## Given problem
Reproduce every entry below precisely. Pictures are excluded from the copy.

## Dataset content
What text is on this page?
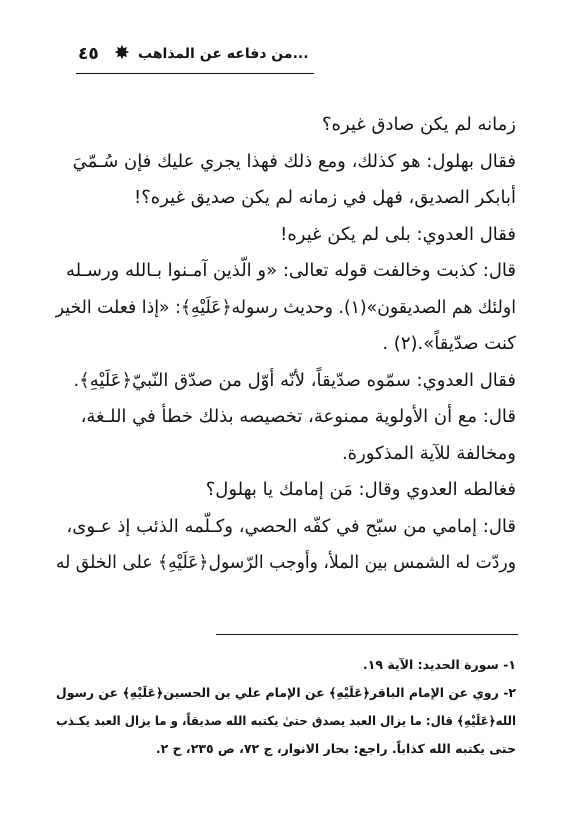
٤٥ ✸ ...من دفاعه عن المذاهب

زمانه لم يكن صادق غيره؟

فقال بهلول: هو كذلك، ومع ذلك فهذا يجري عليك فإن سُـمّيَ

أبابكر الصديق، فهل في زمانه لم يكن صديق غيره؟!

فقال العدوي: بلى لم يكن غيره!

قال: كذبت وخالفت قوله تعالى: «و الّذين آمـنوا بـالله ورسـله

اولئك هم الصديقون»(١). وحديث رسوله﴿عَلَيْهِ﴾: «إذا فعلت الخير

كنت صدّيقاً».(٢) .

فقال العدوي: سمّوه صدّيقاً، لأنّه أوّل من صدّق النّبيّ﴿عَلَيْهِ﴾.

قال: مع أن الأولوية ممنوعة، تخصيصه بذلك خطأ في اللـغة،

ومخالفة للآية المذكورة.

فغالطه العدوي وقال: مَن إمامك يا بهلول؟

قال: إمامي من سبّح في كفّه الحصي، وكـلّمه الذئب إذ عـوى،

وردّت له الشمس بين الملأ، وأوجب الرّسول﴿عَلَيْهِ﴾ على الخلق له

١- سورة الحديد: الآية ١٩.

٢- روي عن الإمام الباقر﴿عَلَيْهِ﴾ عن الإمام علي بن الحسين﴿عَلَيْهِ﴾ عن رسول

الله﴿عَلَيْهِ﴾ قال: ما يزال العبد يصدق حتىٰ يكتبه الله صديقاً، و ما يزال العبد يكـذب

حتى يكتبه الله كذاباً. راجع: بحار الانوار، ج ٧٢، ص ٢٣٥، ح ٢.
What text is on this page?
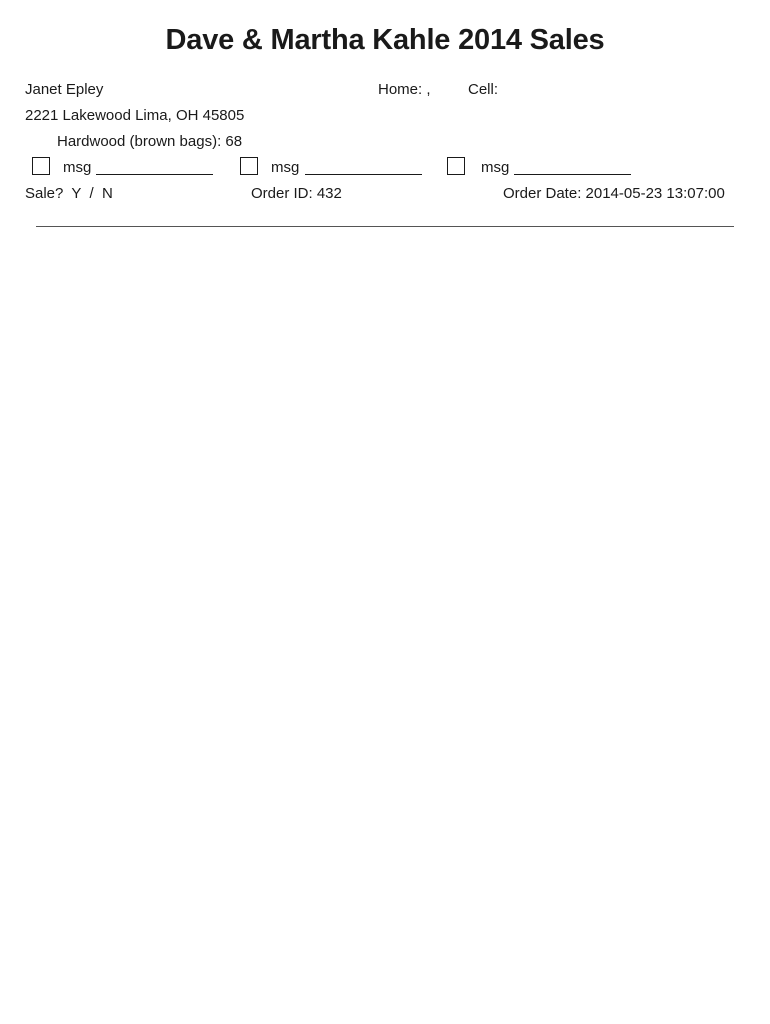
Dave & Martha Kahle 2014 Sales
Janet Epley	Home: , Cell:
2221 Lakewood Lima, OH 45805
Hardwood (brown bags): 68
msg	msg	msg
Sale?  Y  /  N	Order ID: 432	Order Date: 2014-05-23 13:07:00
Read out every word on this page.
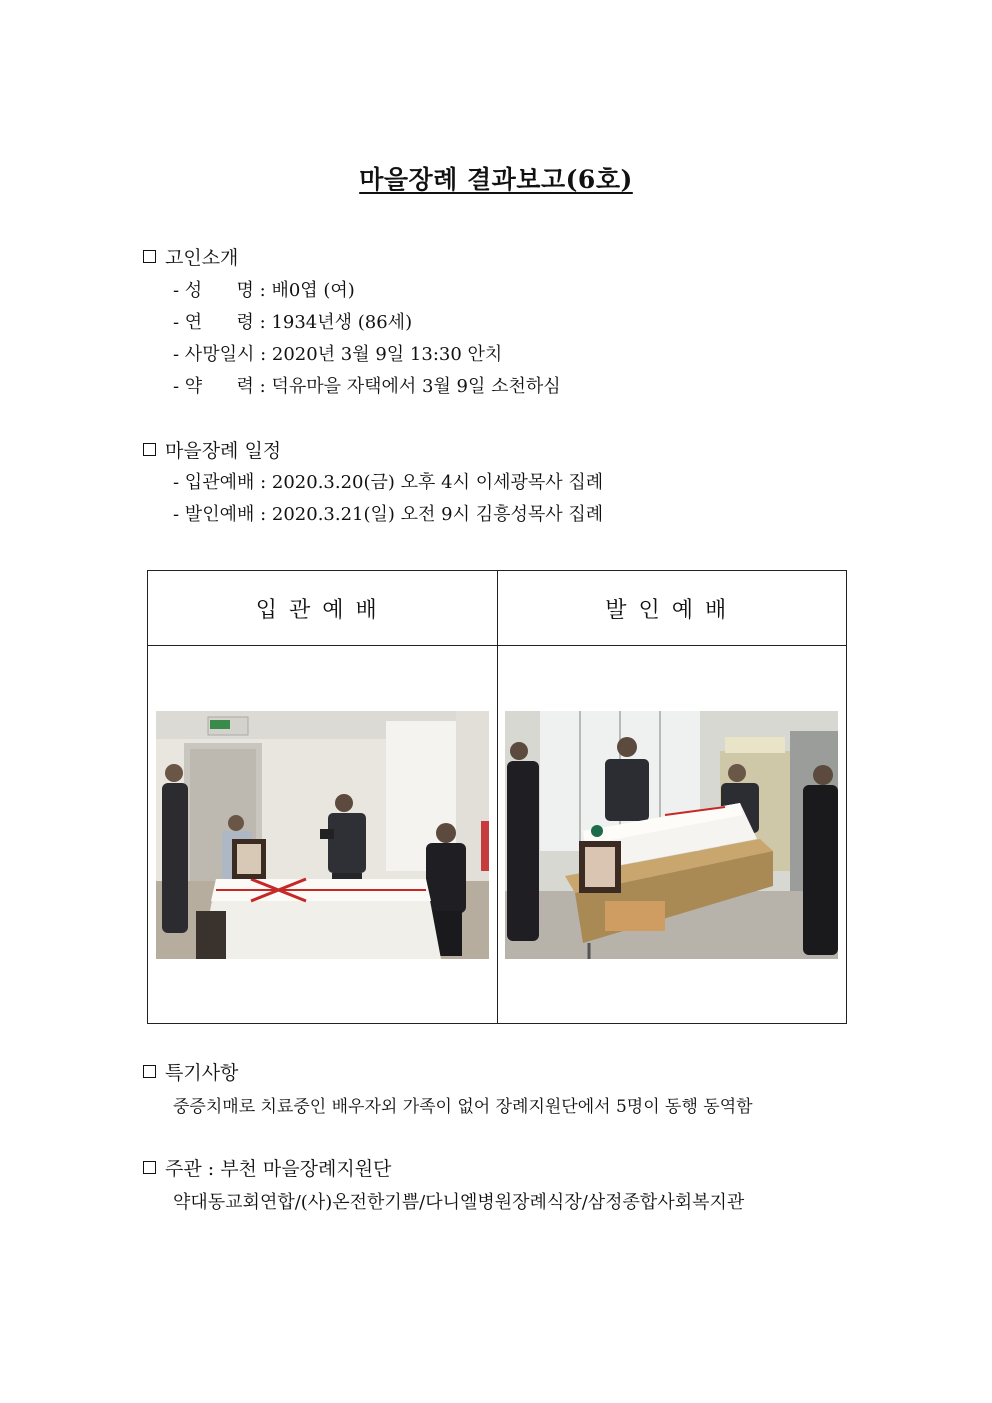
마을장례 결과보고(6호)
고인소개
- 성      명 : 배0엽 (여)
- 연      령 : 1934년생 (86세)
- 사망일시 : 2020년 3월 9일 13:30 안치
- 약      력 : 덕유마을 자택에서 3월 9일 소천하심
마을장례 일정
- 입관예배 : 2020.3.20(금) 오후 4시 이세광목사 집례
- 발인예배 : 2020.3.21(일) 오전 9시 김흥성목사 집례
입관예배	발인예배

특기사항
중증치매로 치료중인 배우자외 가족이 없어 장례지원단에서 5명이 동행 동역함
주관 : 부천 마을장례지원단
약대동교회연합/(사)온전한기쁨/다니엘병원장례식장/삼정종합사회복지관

## Complete output
What text is on this page?
٤٥ ✸ ...من دفاعه عن المذاهب

زمانه لم يكن صادق غيره؟

فقال بهلول: هو كذلك، ومع ذلك فهذا يجري عليك فإن سُـمّيَ

أبابكر الصديق، فهل في زمانه لم يكن صديق غيره؟!

فقال العدوي: بلى لم يكن غيره!

قال: كذبت وخالفت قوله تعالى: «و الّذين آمـنوا بـالله ورسـله

اولئك هم الصديقون»(١). وحديث رسوله﴿عَلَيْهِ﴾: «إذا فعلت الخير

كنت صدّيقاً».(٢) .

فقال العدوي: سمّوه صدّيقاً، لأنّه أوّل من صدّق النّبيّ﴿عَلَيْهِ﴾.

قال: مع أن الأولوية ممنوعة، تخصيصه بذلك خطأ في اللـغة،

ومخالفة للآية المذكورة.

فغالطه العدوي وقال: مَن إمامك يا بهلول؟

قال: إمامي من سبّح في كفّه الحصي، وكـلّمه الذئب إذ عـوى،

وردّت له الشمس بين الملأ، وأوجب الرّسول﴿عَلَيْهِ﴾ على الخلق له

١- سورة الحديد: الآية ١٩.

٢- روي عن الإمام الباقر﴿عَلَيْهِ﴾ عن الإمام علي بن الحسين﴿عَلَيْهِ﴾ عن رسول

الله﴿عَلَيْهِ﴾ قال: ما يزال العبد يصدق حتىٰ يكتبه الله صديقاً، و ما يزال العبد يكـذب

حتى يكتبه الله كذاباً. راجع: بحار الانوار، ج ٧٢، ص ٢٣٥، ح ٢.
What text is on this page?
Dave & Martha Kahle 2014 Sales
Janet Epley	Home: , Cell:
2221 Lakewood Lima, OH 45805
Hardwood (brown bags): 68
msg	msg	msg
Sale?  Y  /  N	Order ID: 432	Order Date: 2014-05-23 13:07:00
Read out every word on this page.
마을장례 결과보고(6호)
고인소개
- 성      명 : 배0엽 (여)
- 연      령 : 1934년생 (86세)
- 사망일시 : 2020년 3월 9일 13:30 안치
- 약      력 : 덕유마을 자택에서 3월 9일 소천하심
마을장례 일정
- 입관예배 : 2020.3.20(금) 오후 4시 이세광목사 집례
- 발인예배 : 2020.3.21(일) 오전 9시 김흥성목사 집례
입관예배	발인예배

특기사항
중증치매로 치료중인 배우자외 가족이 없어 장례지원단에서 5명이 동행 동역함
주관 : 부천 마을장례지원단
약대동교회연합/(사)온전한기쁨/다니엘병원장례식장/삼정종합사회복지관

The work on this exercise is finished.